---------- Information shown ----------
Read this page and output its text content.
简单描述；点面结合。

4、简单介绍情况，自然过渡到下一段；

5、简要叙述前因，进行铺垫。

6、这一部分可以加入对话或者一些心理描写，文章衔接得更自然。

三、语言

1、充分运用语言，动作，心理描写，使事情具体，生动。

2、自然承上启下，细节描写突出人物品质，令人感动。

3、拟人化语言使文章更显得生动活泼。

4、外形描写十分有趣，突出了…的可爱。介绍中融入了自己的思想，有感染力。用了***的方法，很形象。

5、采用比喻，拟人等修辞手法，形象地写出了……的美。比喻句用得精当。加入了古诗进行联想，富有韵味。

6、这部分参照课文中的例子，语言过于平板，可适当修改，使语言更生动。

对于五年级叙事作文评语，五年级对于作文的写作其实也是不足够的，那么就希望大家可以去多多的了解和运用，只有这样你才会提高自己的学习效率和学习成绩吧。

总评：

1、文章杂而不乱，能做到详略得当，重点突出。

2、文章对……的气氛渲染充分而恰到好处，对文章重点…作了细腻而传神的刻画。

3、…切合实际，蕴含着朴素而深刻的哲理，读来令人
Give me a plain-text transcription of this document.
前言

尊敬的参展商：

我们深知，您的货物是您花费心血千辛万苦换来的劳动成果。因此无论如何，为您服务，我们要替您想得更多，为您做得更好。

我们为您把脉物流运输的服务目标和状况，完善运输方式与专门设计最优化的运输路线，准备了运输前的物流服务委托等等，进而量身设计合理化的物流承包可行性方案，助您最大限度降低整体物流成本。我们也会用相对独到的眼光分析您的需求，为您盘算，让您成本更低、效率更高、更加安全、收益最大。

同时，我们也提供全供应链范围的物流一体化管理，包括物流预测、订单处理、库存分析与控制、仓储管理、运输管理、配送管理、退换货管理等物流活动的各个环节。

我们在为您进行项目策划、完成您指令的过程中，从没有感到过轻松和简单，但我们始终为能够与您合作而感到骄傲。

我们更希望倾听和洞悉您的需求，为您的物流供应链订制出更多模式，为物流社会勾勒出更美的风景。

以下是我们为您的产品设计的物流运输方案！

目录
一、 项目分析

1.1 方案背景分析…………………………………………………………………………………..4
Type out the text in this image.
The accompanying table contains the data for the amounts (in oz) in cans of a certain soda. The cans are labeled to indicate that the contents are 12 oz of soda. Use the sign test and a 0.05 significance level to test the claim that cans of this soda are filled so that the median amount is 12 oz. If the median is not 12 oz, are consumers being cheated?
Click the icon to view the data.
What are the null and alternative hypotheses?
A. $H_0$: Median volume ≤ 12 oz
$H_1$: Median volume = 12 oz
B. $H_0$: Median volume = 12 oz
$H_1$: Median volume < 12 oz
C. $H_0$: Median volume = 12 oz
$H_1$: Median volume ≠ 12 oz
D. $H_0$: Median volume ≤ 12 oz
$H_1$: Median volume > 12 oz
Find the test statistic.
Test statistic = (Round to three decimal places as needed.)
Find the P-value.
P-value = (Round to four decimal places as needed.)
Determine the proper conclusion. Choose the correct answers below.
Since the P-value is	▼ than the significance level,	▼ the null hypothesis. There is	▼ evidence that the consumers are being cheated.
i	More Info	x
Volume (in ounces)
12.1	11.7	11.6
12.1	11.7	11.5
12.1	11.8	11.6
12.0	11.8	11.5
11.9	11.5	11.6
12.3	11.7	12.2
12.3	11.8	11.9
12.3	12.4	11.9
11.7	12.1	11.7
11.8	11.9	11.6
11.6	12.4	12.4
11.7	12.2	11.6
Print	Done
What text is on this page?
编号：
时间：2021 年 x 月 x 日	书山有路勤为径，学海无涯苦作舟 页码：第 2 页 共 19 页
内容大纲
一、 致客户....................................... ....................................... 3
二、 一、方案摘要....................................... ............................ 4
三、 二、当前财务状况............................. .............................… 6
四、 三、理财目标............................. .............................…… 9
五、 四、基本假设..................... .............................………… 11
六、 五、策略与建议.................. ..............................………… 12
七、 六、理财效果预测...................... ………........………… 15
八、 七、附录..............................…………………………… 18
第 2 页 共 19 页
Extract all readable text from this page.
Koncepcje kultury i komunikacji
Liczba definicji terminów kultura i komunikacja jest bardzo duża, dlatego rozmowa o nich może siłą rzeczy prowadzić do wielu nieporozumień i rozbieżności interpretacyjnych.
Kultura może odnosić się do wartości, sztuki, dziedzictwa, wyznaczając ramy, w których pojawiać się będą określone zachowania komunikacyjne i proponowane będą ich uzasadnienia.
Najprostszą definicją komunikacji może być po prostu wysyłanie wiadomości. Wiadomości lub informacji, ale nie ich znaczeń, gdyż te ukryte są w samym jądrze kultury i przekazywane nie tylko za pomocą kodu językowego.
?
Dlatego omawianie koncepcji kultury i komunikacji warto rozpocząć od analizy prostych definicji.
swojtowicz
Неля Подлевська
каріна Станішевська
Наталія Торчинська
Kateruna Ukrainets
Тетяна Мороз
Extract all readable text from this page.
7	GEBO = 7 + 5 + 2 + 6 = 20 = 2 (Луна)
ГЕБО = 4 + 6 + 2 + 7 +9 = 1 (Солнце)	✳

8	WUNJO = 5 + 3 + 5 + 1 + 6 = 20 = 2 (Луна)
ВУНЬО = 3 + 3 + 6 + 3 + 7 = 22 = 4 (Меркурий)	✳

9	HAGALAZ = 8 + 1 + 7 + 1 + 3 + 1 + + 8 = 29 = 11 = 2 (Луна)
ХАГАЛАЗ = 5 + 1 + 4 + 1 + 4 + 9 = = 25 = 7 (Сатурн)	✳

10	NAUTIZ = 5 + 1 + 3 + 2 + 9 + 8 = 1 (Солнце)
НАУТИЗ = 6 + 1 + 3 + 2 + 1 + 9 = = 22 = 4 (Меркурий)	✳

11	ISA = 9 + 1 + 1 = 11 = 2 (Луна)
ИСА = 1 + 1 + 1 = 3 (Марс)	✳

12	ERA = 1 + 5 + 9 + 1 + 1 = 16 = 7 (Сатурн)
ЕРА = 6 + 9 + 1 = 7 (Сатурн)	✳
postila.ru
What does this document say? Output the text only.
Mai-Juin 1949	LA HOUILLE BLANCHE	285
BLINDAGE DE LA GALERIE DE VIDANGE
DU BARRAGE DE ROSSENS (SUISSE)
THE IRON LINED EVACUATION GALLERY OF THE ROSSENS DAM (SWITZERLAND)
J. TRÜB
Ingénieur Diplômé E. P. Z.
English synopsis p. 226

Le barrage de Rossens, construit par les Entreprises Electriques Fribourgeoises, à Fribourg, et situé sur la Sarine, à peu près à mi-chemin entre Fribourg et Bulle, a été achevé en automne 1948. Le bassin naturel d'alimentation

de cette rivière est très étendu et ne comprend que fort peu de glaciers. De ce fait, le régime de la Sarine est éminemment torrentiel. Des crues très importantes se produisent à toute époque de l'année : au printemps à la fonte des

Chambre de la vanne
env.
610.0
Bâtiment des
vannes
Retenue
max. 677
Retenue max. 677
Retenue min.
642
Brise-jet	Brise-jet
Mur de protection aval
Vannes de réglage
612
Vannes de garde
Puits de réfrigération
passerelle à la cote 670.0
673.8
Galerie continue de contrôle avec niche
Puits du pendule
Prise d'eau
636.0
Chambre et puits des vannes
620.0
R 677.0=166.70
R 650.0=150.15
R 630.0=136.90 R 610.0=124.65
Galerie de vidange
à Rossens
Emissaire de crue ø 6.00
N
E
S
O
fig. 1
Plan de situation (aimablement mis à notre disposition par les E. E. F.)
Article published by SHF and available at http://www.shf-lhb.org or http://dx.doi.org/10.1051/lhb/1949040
----------
[Exercise]
Reproduce each record shown above without altering a single word.

[Solution for this exercise]
Read this page and output its text content.
简单描述；点面结合。

4、简单介绍情况，自然过渡到下一段；

5、简要叙述前因，进行铺垫。

6、这一部分可以加入对话或者一些心理描写，文章衔接得更自然。

三、语言

1、充分运用语言，动作，心理描写，使事情具体，生动。

2、自然承上启下，细节描写突出人物品质，令人感动。

3、拟人化语言使文章更显得生动活泼。

4、外形描写十分有趣，突出了…的可爱。介绍中融入了自己的思想，有感染力。用了***的方法，很形象。

5、采用比喻，拟人等修辞手法，形象地写出了……的美。比喻句用得精当。加入了古诗进行联想，富有韵味。

6、这部分参照课文中的例子，语言过于平板，可适当修改，使语言更生动。

对于五年级叙事作文评语，五年级对于作文的写作其实也是不足够的，那么就希望大家可以去多多的了解和运用，只有这样你才会提高自己的学习效率和学习成绩吧。

总评：

1、文章杂而不乱，能做到详略得当，重点突出。

2、文章对……的气氛渲染充分而恰到好处，对文章重点…作了细腻而传神的刻画。

3、…切合实际，蕴含着朴素而深刻的哲理，读来令人
Give me a plain-text transcription of this document.
前言

尊敬的参展商：

我们深知，您的货物是您花费心血千辛万苦换来的劳动成果。因此无论如何，为您服务，我们要替您想得更多，为您做得更好。

我们为您把脉物流运输的服务目标和状况，完善运输方式与专门设计最优化的运输路线，准备了运输前的物流服务委托等等，进而量身设计合理化的物流承包可行性方案，助您最大限度降低整体物流成本。我们也会用相对独到的眼光分析您的需求，为您盘算，让您成本更低、效率更高、更加安全、收益最大。

同时，我们也提供全供应链范围的物流一体化管理，包括物流预测、订单处理、库存分析与控制、仓储管理、运输管理、配送管理、退换货管理等物流活动的各个环节。

我们在为您进行项目策划、完成您指令的过程中，从没有感到过轻松和简单，但我们始终为能够与您合作而感到骄傲。

我们更希望倾听和洞悉您的需求，为您的物流供应链订制出更多模式，为物流社会勾勒出更美的风景。

以下是我们为您的产品设计的物流运输方案！

目录
一、 项目分析

1.1 方案背景分析…………………………………………………………………………………..4
Type out the text in this image.
The accompanying table contains the data for the amounts (in oz) in cans of a certain soda. The cans are labeled to indicate that the contents are 12 oz of soda. Use the sign test and a 0.05 significance level to test the claim that cans of this soda are filled so that the median amount is 12 oz. If the median is not 12 oz, are consumers being cheated?
Click the icon to view the data.
What are the null and alternative hypotheses?
A. $H_0$: Median volume ≤ 12 oz
$H_1$: Median volume = 12 oz
B. $H_0$: Median volume = 12 oz
$H_1$: Median volume < 12 oz
C. $H_0$: Median volume = 12 oz
$H_1$: Median volume ≠ 12 oz
D. $H_0$: Median volume ≤ 12 oz
$H_1$: Median volume > 12 oz
Find the test statistic.
Test statistic = (Round to three decimal places as needed.)
Find the P-value.
P-value = (Round to four decimal places as needed.)
Determine the proper conclusion. Choose the correct answers below.
Since the P-value is	▼ than the significance level,	▼ the null hypothesis. There is	▼ evidence that the consumers are being cheated.
i	More Info	x
Volume (in ounces)
12.1	11.7	11.6
12.1	11.7	11.5
12.1	11.8	11.6
12.0	11.8	11.5
11.9	11.5	11.6
12.3	11.7	12.2
12.3	11.8	11.9
12.3	12.4	11.9
11.7	12.1	11.7
11.8	11.9	11.6
11.6	12.4	12.4
11.7	12.2	11.6
Print	Done
What text is on this page?
编号：
时间：2021 年 x 月 x 日	书山有路勤为径，学海无涯苦作舟 页码：第 2 页 共 19 页
内容大纲
一、 致客户....................................... ....................................... 3
二、 一、方案摘要....................................... ............................ 4
三、 二、当前财务状况............................. .............................… 6
四、 三、理财目标............................. .............................…… 9
五、 四、基本假设..................... .............................………… 11
六、 五、策略与建议.................. ..............................………… 12
七、 六、理财效果预测...................... ………........………… 15
八、 七、附录..............................…………………………… 18
第 2 页 共 19 页
Extract all readable text from this page.
Koncepcje kultury i komunikacji
Liczba definicji terminów kultura i komunikacja jest bardzo duża, dlatego rozmowa o nich może siłą rzeczy prowadzić do wielu nieporozumień i rozbieżności interpretacyjnych.
Kultura może odnosić się do wartości, sztuki, dziedzictwa, wyznaczając ramy, w których pojawiać się będą określone zachowania komunikacyjne i proponowane będą ich uzasadnienia.
Najprostszą definicją komunikacji może być po prostu wysyłanie wiadomości. Wiadomości lub informacji, ale nie ich znaczeń, gdyż te ukryte są w samym jądrze kultury i przekazywane nie tylko za pomocą kodu językowego.
?
Dlatego omawianie koncepcji kultury i komunikacji warto rozpocząć od analizy prostych definicji.
swojtowicz
Неля Подлевська
каріна Станішевська
Наталія Торчинська
Kateruna Ukrainets
Тетяна Мороз
Extract all readable text from this page.
7	GEBO = 7 + 5 + 2 + 6 = 20 = 2 (Луна)
ГЕБО = 4 + 6 + 2 + 7 +9 = 1 (Солнце)	✳

8	WUNJO = 5 + 3 + 5 + 1 + 6 = 20 = 2 (Луна)
ВУНЬО = 3 + 3 + 6 + 3 + 7 = 22 = 4 (Меркурий)	✳

9	HAGALAZ = 8 + 1 + 7 + 1 + 3 + 1 + + 8 = 29 = 11 = 2 (Луна)
ХАГАЛАЗ = 5 + 1 + 4 + 1 + 4 + 9 = = 25 = 7 (Сатурн)	✳

10	NAUTIZ = 5 + 1 + 3 + 2 + 9 + 8 = 1 (Солнце)
НАУТИЗ = 6 + 1 + 3 + 2 + 1 + 9 = = 22 = 4 (Меркурий)	✳

11	ISA = 9 + 1 + 1 = 11 = 2 (Луна)
ИСА = 1 + 1 + 1 = 3 (Марс)	✳

12	ERA = 1 + 5 + 9 + 1 + 1 = 16 = 7 (Сатурн)
ЕРА = 6 + 9 + 1 = 7 (Сатурн)	✳
postila.ru
What does this document say? Output the text only.
Mai-Juin 1949	LA HOUILLE BLANCHE	285
BLINDAGE DE LA GALERIE DE VIDANGE
DU BARRAGE DE ROSSENS (SUISSE)
THE IRON LINED EVACUATION GALLERY OF THE ROSSENS DAM (SWITZERLAND)
J. TRÜB
Ingénieur Diplômé E. P. Z.
English synopsis p. 226

Le barrage de Rossens, construit par les Entreprises Electriques Fribourgeoises, à Fribourg, et situé sur la Sarine, à peu près à mi-chemin entre Fribourg et Bulle, a été achevé en automne 1948. Le bassin naturel d'alimentation

de cette rivière est très étendu et ne comprend que fort peu de glaciers. De ce fait, le régime de la Sarine est éminemment torrentiel. Des crues très importantes se produisent à toute époque de l'année : au printemps à la fonte des

Chambre de la vanne
env.
610.0
Bâtiment des
vannes
Retenue
max. 677
Retenue max. 677
Retenue min.
642
Brise-jet	Brise-jet
Mur de protection aval
Vannes de réglage
612
Vannes de garde
Puits de réfrigération
passerelle à la cote 670.0
673.8
Galerie continue de contrôle avec niche
Puits du pendule
Prise d'eau
636.0
Chambre et puits des vannes
620.0
R 677.0=166.70
R 650.0=150.15
R 630.0=136.90 R 610.0=124.65
Galerie de vidange
à Rossens
Emissaire de crue ø 6.00
N
E
S
O
fig. 1
Plan de situation (aimablement mis à notre disposition par les E. E. F.)
Article published by SHF and available at http://www.shf-lhb.org or http://dx.doi.org/10.1051/lhb/1949040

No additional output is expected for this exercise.